Exercise directions:
Transcribe the records that follow in their entirety, omitting any pictures.

# Start of Supplied records

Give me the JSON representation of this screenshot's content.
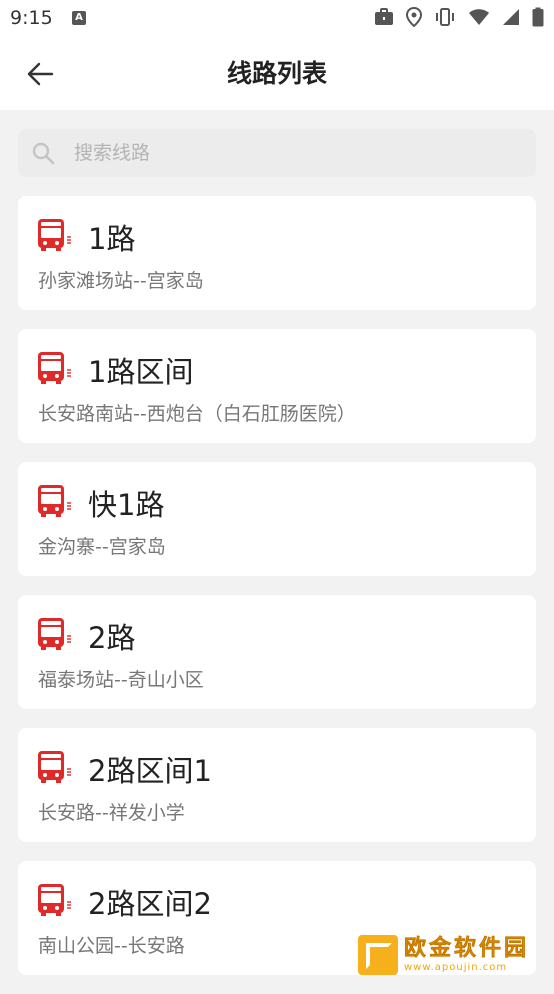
{
  "status_bar": {
    "time": "9:15",
    "notification_icon": "a-box-icon",
    "icons": [
      "briefcase-icon",
      "location-icon",
      "vibrate-icon",
      "wifi-icon",
      "signal-icon",
      "battery-icon"
    ]
  },
  "header": {
    "title": "线路列表",
    "back_icon": "arrow-left-icon"
  },
  "search": {
    "placeholder": "搜索线路",
    "value": ""
  },
  "routes": [
    {
      "name": "1路",
      "desc": "孙家滩场站--宫家岛"
    },
    {
      "name": "1路区间",
      "desc": "长安路南站--西炮台（白石肛肠医院）"
    },
    {
      "name": "快1路",
      "desc": "金沟寨--宫家岛"
    },
    {
      "name": "2路",
      "desc": "福泰场站--奇山小区"
    },
    {
      "name": "2路区间1",
      "desc": "长安路--祥发小学"
    },
    {
      "name": "2路区间2",
      "desc": "南山公园--长安路"
    }
  ],
  "colors": {
    "accent": "#e02a2a",
    "background": "#f2f2f2",
    "card": "#ffffff",
    "title_text": "#222222",
    "secondary_text": "#777777",
    "placeholder": "#b4b4b4"
  },
  "watermark": {
    "title": "欧金软件园",
    "url": "www.apoujin.com"
  }
}
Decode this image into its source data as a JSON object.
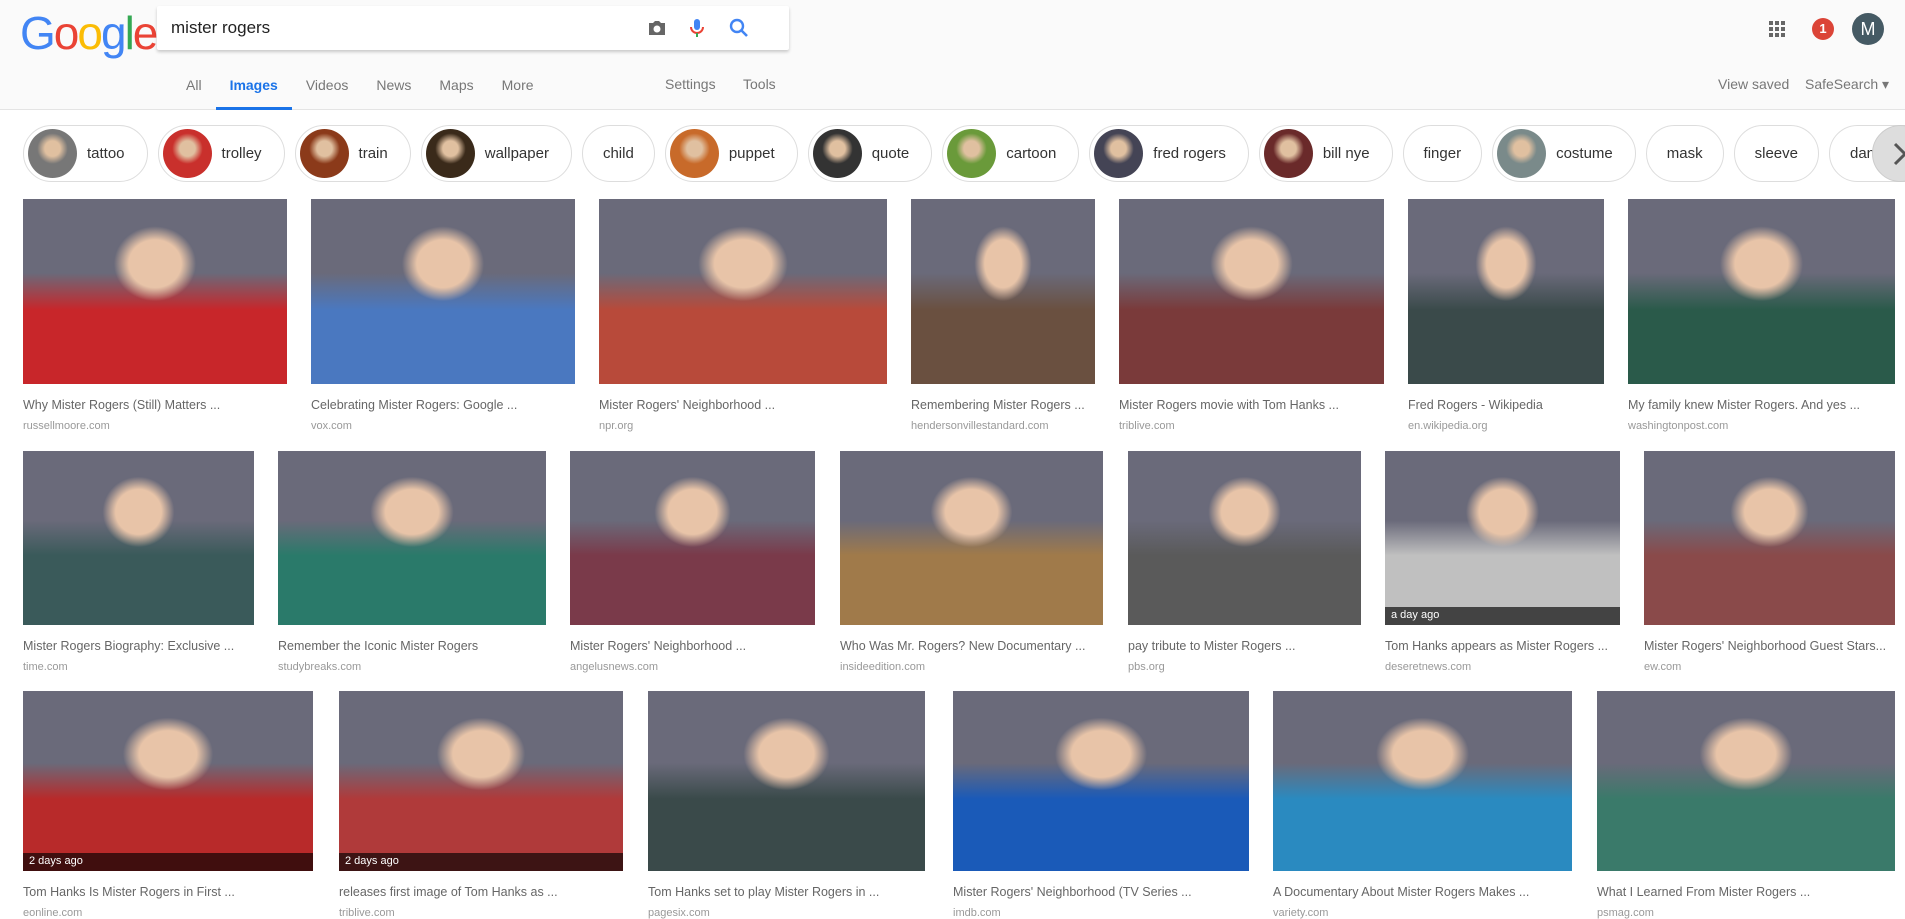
{
  "header": {
    "logo": "Google",
    "query": "mister rogers",
    "apps_icon": "apps-grid-icon",
    "notifications": "1",
    "avatar": "M",
    "accent": "#1a73e8"
  },
  "tabs": [
    {
      "label": "All"
    },
    {
      "label": "Images",
      "active": true
    },
    {
      "label": "Videos"
    },
    {
      "label": "News"
    },
    {
      "label": "Maps"
    },
    {
      "label": "More"
    }
  ],
  "tools": {
    "settings": "Settings",
    "tools": "Tools",
    "view_saved": "View saved",
    "safesearch": "SafeSearch ▾"
  },
  "chips": [
    {
      "label": "tattoo",
      "color": "#777"
    },
    {
      "label": "trolley",
      "color": "#c9302c"
    },
    {
      "label": "train",
      "color": "#8b3a1a"
    },
    {
      "label": "wallpaper",
      "color": "#3a2a1a"
    },
    {
      "label": "child"
    },
    {
      "label": "puppet",
      "color": "#c86a2a"
    },
    {
      "label": "quote",
      "color": "#333"
    },
    {
      "label": "cartoon",
      "color": "#6a9a3a"
    },
    {
      "label": "fred rogers",
      "color": "#445"
    },
    {
      "label": "bill nye",
      "color": "#6a2a2a"
    },
    {
      "label": "finger"
    },
    {
      "label": "costume",
      "color": "#7a8a8a"
    },
    {
      "label": "mask"
    },
    {
      "label": "sleeve"
    },
    {
      "label": "daniel tiger"
    }
  ],
  "results": [
    [
      {
        "caption": "Why Mister Rogers (Still) Matters ...",
        "domain": "russellmoore.com",
        "color": "#c8262a"
      },
      {
        "caption": "Celebrating Mister Rogers: Google ...",
        "domain": "vox.com",
        "color": "#4a78c0"
      },
      {
        "caption": "Mister Rogers' Neighborhood ...",
        "domain": "npr.org",
        "color": "#b84a3a"
      },
      {
        "caption": "Remembering Mister Rogers ...",
        "domain": "hendersonvillestandard.com",
        "color": "#6a5040"
      },
      {
        "caption": "Mister Rogers movie with Tom Hanks ...",
        "domain": "triblive.com",
        "color": "#7a3a3a"
      },
      {
        "caption": "Fred Rogers - Wikipedia",
        "domain": "en.wikipedia.org",
        "color": "#3a4a4a"
      },
      {
        "caption": "My family knew Mister Rogers. And yes ...",
        "domain": "washingtonpost.com",
        "color": "#2a5a4a"
      }
    ],
    [
      {
        "caption": "Mister Rogers Biography: Exclusive ...",
        "domain": "time.com",
        "color": "#3a5a5a"
      },
      {
        "caption": "Remember the Iconic Mister Rogers",
        "domain": "studybreaks.com",
        "color": "#2a7a6a"
      },
      {
        "caption": "Mister Rogers' Neighborhood ...",
        "domain": "angelusnews.com",
        "color": "#7a3a4a"
      },
      {
        "caption": "Who Was Mr. Rogers? New Documentary ...",
        "domain": "insideedition.com",
        "color": "#a07a4a"
      },
      {
        "caption": "pay tribute to Mister Rogers ...",
        "domain": "pbs.org",
        "color": "#5a5a5a"
      },
      {
        "caption": "Tom Hanks appears as Mister Rogers ...",
        "domain": "deseretnews.com",
        "color": "#c0c0c0",
        "badge": "a day ago"
      },
      {
        "caption": "Mister Rogers' Neighborhood Guest Stars...",
        "domain": "ew.com",
        "color": "#8a4a4a"
      }
    ],
    [
      {
        "caption": "Tom Hanks Is Mister Rogers in First ...",
        "domain": "eonline.com",
        "color": "#b82a2a",
        "badge": "2 days ago"
      },
      {
        "caption": "releases first image of Tom Hanks as ...",
        "domain": "triblive.com",
        "color": "#b03a3a",
        "badge": "2 days ago"
      },
      {
        "caption": "Tom Hanks set to play Mister Rogers in ...",
        "domain": "pagesix.com",
        "color": "#3a4a4a"
      },
      {
        "caption": "Mister Rogers' Neighborhood (TV Series ...",
        "domain": "imdb.com",
        "color": "#1a5ab8"
      },
      {
        "caption": "A Documentary About Mister Rogers Makes ...",
        "domain": "variety.com",
        "color": "#2a8ac0"
      },
      {
        "caption": "What I Learned From Mister Rogers ...",
        "domain": "psmag.com",
        "color": "#3a7a6a"
      }
    ]
  ]
}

# End of Supplied records

Output for this exercise:
Give me the JSON representation of this screenshot's content.
{
  "status_bar": {
    "time": "9:15",
    "notification_icon": "a-box-icon",
    "icons": [
      "briefcase-icon",
      "location-icon",
      "vibrate-icon",
      "wifi-icon",
      "signal-icon",
      "battery-icon"
    ]
  },
  "header": {
    "title": "线路列表",
    "back_icon": "arrow-left-icon"
  },
  "search": {
    "placeholder": "搜索线路",
    "value": ""
  },
  "routes": [
    {
      "name": "1路",
      "desc": "孙家滩场站--宫家岛"
    },
    {
      "name": "1路区间",
      "desc": "长安路南站--西炮台（白石肛肠医院）"
    },
    {
      "name": "快1路",
      "desc": "金沟寨--宫家岛"
    },
    {
      "name": "2路",
      "desc": "福泰场站--奇山小区"
    },
    {
      "name": "2路区间1",
      "desc": "长安路--祥发小学"
    },
    {
      "name": "2路区间2",
      "desc": "南山公园--长安路"
    }
  ],
  "colors": {
    "accent": "#e02a2a",
    "background": "#f2f2f2",
    "card": "#ffffff",
    "title_text": "#222222",
    "secondary_text": "#777777",
    "placeholder": "#b4b4b4"
  },
  "watermark": {
    "title": "欧金软件园",
    "url": "www.apoujin.com"
  }
}
Decode this image into its source data as a JSON object.
{
  "header": {
    "logo": "Google",
    "query": "mister rogers",
    "apps_icon": "apps-grid-icon",
    "notifications": "1",
    "avatar": "M",
    "accent": "#1a73e8"
  },
  "tabs": [
    {
      "label": "All"
    },
    {
      "label": "Images",
      "active": true
    },
    {
      "label": "Videos"
    },
    {
      "label": "News"
    },
    {
      "label": "Maps"
    },
    {
      "label": "More"
    }
  ],
  "tools": {
    "settings": "Settings",
    "tools": "Tools",
    "view_saved": "View saved",
    "safesearch": "SafeSearch ▾"
  },
  "chips": [
    {
      "label": "tattoo",
      "color": "#777"
    },
    {
      "label": "trolley",
      "color": "#c9302c"
    },
    {
      "label": "train",
      "color": "#8b3a1a"
    },
    {
      "label": "wallpaper",
      "color": "#3a2a1a"
    },
    {
      "label": "child"
    },
    {
      "label": "puppet",
      "color": "#c86a2a"
    },
    {
      "label": "quote",
      "color": "#333"
    },
    {
      "label": "cartoon",
      "color": "#6a9a3a"
    },
    {
      "label": "fred rogers",
      "color": "#445"
    },
    {
      "label": "bill nye",
      "color": "#6a2a2a"
    },
    {
      "label": "finger"
    },
    {
      "label": "costume",
      "color": "#7a8a8a"
    },
    {
      "label": "mask"
    },
    {
      "label": "sleeve"
    },
    {
      "label": "daniel tiger"
    }
  ],
  "results": [
    [
      {
        "caption": "Why Mister Rogers (Still) Matters ...",
        "domain": "russellmoore.com",
        "color": "#c8262a"
      },
      {
        "caption": "Celebrating Mister Rogers: Google ...",
        "domain": "vox.com",
        "color": "#4a78c0"
      },
      {
        "caption": "Mister Rogers' Neighborhood ...",
        "domain": "npr.org",
        "color": "#b84a3a"
      },
      {
        "caption": "Remembering Mister Rogers ...",
        "domain": "hendersonvillestandard.com",
        "color": "#6a5040"
      },
      {
        "caption": "Mister Rogers movie with Tom Hanks ...",
        "domain": "triblive.com",
        "color": "#7a3a3a"
      },
      {
        "caption": "Fred Rogers - Wikipedia",
        "domain": "en.wikipedia.org",
        "color": "#3a4a4a"
      },
      {
        "caption": "My family knew Mister Rogers. And yes ...",
        "domain": "washingtonpost.com",
        "color": "#2a5a4a"
      }
    ],
    [
      {
        "caption": "Mister Rogers Biography: Exclusive ...",
        "domain": "time.com",
        "color": "#3a5a5a"
      },
      {
        "caption": "Remember the Iconic Mister Rogers",
        "domain": "studybreaks.com",
        "color": "#2a7a6a"
      },
      {
        "caption": "Mister Rogers' Neighborhood ...",
        "domain": "angelusnews.com",
        "color": "#7a3a4a"
      },
      {
        "caption": "Who Was Mr. Rogers? New Documentary ...",
        "domain": "insideedition.com",
        "color": "#a07a4a"
      },
      {
        "caption": "pay tribute to Mister Rogers ...",
        "domain": "pbs.org",
        "color": "#5a5a5a"
      },
      {
        "caption": "Tom Hanks appears as Mister Rogers ...",
        "domain": "deseretnews.com",
        "color": "#c0c0c0",
        "badge": "a day ago"
      },
      {
        "caption": "Mister Rogers' Neighborhood Guest Stars...",
        "domain": "ew.com",
        "color": "#8a4a4a"
      }
    ],
    [
      {
        "caption": "Tom Hanks Is Mister Rogers in First ...",
        "domain": "eonline.com",
        "color": "#b82a2a",
        "badge": "2 days ago"
      },
      {
        "caption": "releases first image of Tom Hanks as ...",
        "domain": "triblive.com",
        "color": "#b03a3a",
        "badge": "2 days ago"
      },
      {
        "caption": "Tom Hanks set to play Mister Rogers in ...",
        "domain": "pagesix.com",
        "color": "#3a4a4a"
      },
      {
        "caption": "Mister Rogers' Neighborhood (TV Series ...",
        "domain": "imdb.com",
        "color": "#1a5ab8"
      },
      {
        "caption": "A Documentary About Mister Rogers Makes ...",
        "domain": "variety.com",
        "color": "#2a8ac0"
      },
      {
        "caption": "What I Learned From Mister Rogers ...",
        "domain": "psmag.com",
        "color": "#3a7a6a"
      }
    ]
  ]
}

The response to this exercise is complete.